(Rows from a figure dataset)
--------------------------------

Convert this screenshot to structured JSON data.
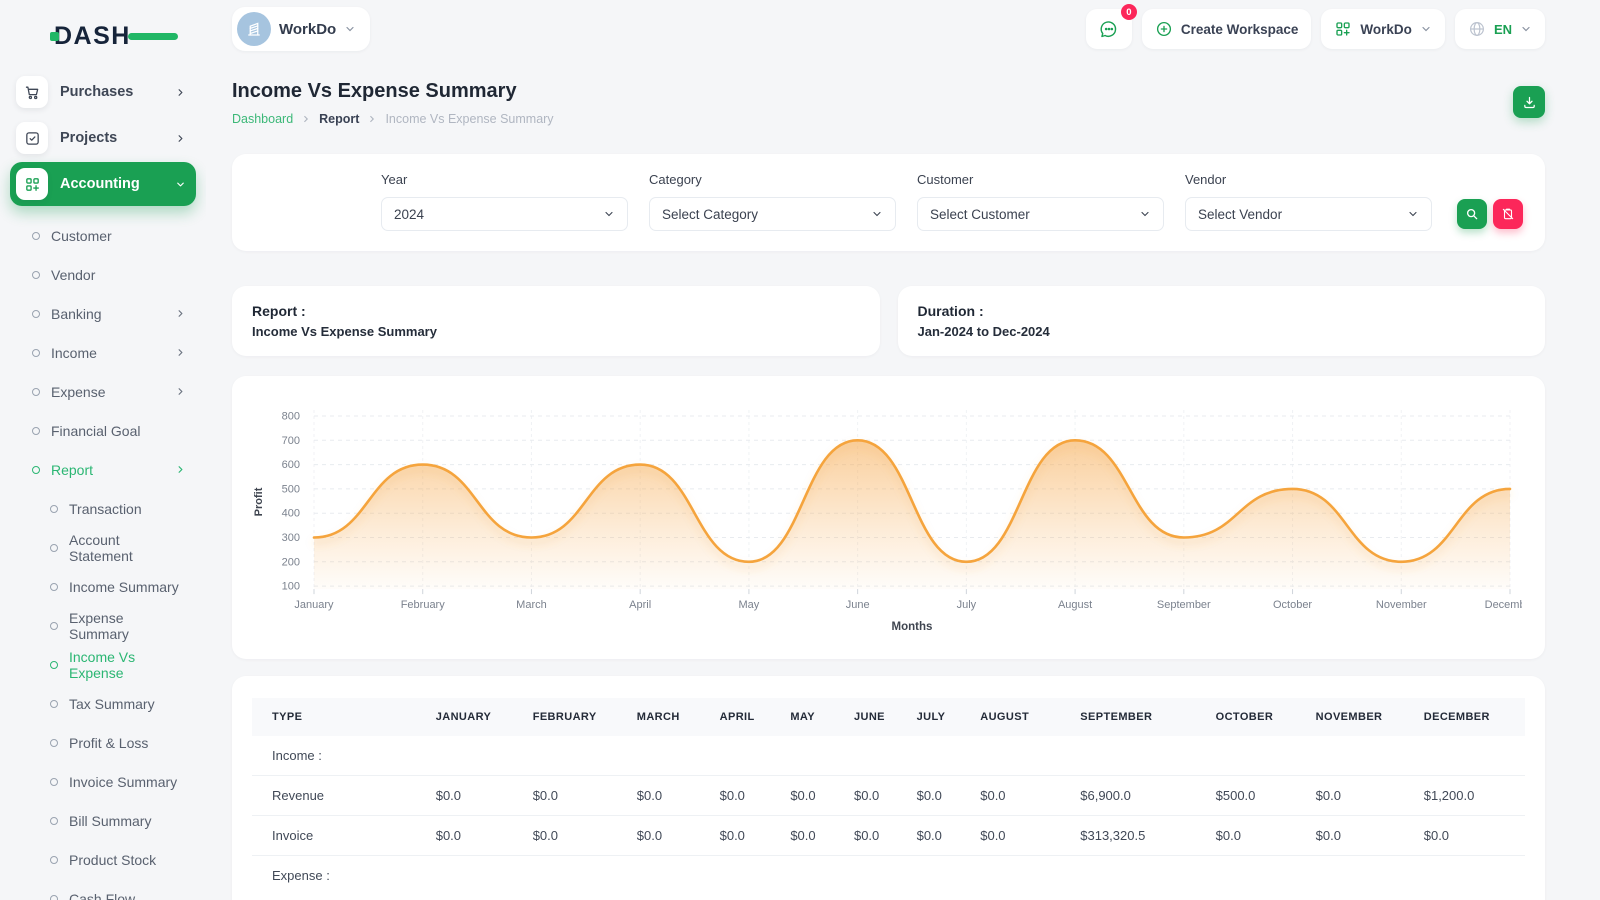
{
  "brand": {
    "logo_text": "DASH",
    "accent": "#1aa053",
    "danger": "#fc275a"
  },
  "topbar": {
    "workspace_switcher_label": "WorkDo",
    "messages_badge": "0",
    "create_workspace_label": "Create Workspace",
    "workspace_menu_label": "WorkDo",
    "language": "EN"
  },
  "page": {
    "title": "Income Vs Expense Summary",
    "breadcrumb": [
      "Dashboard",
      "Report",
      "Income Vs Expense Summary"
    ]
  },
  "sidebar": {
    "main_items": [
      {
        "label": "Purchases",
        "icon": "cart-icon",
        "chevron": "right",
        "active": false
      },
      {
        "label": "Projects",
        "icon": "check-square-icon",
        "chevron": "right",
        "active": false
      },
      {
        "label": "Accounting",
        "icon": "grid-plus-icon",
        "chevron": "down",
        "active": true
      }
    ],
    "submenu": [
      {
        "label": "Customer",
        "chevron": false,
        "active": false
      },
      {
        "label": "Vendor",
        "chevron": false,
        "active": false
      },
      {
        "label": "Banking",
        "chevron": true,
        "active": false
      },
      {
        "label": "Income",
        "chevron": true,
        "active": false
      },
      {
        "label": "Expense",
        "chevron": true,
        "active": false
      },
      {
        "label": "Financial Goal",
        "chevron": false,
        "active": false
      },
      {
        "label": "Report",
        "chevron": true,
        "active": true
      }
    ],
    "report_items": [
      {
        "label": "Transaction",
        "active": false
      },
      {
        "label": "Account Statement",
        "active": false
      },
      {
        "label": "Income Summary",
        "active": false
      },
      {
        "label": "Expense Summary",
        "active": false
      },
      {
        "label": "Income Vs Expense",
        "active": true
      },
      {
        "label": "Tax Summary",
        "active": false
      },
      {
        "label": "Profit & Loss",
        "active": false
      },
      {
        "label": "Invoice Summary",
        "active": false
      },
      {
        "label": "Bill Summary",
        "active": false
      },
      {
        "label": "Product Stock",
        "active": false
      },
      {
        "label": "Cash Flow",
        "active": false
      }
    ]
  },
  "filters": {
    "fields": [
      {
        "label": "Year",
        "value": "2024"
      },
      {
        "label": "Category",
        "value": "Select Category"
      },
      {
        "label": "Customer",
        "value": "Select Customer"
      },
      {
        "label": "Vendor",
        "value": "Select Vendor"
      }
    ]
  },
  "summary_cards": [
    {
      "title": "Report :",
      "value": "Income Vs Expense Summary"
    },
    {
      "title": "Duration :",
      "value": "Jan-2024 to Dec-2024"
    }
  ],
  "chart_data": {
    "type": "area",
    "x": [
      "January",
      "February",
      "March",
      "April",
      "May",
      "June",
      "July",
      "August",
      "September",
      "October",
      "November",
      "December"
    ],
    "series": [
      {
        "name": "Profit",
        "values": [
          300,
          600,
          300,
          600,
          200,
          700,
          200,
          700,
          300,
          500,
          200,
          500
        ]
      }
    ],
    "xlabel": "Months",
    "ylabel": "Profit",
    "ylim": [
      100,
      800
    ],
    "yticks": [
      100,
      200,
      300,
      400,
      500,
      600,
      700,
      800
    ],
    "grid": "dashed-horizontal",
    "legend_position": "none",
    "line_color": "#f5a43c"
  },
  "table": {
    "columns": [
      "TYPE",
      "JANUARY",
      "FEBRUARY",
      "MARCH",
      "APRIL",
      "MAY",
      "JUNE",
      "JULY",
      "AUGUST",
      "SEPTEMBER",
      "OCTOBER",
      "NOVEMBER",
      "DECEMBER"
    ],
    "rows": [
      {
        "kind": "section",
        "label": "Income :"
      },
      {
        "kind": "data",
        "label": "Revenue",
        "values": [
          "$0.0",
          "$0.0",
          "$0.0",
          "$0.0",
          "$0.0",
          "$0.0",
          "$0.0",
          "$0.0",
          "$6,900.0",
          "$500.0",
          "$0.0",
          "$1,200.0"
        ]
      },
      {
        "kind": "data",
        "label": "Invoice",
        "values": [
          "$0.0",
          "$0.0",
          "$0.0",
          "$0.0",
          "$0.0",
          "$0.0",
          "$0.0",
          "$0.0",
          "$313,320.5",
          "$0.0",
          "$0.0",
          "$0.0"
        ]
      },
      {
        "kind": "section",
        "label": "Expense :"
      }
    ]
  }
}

--------------------------------

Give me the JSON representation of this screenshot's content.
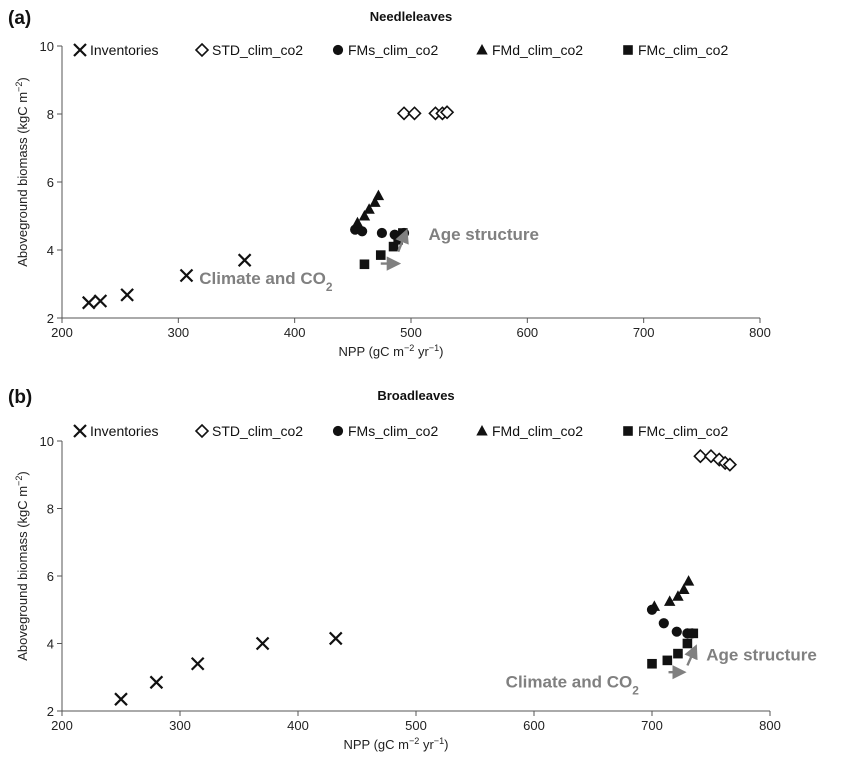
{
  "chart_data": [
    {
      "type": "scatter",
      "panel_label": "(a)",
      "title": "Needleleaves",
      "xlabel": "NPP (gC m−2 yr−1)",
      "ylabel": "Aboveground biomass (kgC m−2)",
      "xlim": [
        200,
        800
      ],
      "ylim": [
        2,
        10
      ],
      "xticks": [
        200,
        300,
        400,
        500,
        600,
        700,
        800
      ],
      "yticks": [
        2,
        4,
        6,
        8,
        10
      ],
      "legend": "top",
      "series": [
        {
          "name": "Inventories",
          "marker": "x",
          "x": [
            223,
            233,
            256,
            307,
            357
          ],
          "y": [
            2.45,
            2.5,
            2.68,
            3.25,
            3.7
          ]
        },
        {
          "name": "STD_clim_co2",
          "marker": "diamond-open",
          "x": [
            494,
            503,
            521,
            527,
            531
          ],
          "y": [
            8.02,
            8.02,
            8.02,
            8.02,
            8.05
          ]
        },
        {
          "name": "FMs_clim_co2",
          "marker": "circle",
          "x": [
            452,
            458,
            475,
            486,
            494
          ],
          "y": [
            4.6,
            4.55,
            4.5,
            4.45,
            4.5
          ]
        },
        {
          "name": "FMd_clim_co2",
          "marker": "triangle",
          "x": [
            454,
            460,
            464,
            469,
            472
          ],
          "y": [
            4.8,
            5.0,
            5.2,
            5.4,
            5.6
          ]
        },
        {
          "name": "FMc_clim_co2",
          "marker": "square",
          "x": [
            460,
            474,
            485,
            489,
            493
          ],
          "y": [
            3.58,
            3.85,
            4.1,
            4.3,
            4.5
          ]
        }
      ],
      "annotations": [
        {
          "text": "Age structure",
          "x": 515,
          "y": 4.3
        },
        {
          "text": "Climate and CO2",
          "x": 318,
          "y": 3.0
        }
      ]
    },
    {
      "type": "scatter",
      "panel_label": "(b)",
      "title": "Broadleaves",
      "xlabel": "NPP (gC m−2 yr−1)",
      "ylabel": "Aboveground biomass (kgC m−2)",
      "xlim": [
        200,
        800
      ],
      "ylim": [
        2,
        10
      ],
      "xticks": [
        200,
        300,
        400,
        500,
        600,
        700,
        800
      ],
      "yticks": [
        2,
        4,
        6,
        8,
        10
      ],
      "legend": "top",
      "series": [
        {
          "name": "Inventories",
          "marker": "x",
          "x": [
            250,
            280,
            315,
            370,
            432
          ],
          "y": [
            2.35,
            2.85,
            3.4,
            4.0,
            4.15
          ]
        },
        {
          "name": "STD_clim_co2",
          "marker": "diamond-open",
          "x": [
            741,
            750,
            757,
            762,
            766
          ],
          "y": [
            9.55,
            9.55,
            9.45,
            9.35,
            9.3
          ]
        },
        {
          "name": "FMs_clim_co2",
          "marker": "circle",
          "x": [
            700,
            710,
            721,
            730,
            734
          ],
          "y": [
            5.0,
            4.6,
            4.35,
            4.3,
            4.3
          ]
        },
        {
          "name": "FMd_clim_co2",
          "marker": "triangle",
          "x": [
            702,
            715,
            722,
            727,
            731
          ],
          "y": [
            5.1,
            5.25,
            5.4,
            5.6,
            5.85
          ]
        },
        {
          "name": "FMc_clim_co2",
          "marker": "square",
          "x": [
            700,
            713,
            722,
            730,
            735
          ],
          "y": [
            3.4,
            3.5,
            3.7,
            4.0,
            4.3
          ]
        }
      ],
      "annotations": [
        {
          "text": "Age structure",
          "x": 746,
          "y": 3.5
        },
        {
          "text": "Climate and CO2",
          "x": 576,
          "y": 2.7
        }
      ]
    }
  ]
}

--------------------------------

## WRITTEN INSTRUCTION
Pick out every line above that contains the word "Profit" and copy it.

## RESULT OF THE TASK
        "label": "Profit & Loss",
        "name": "Profit",
    "ylabel": "Profit",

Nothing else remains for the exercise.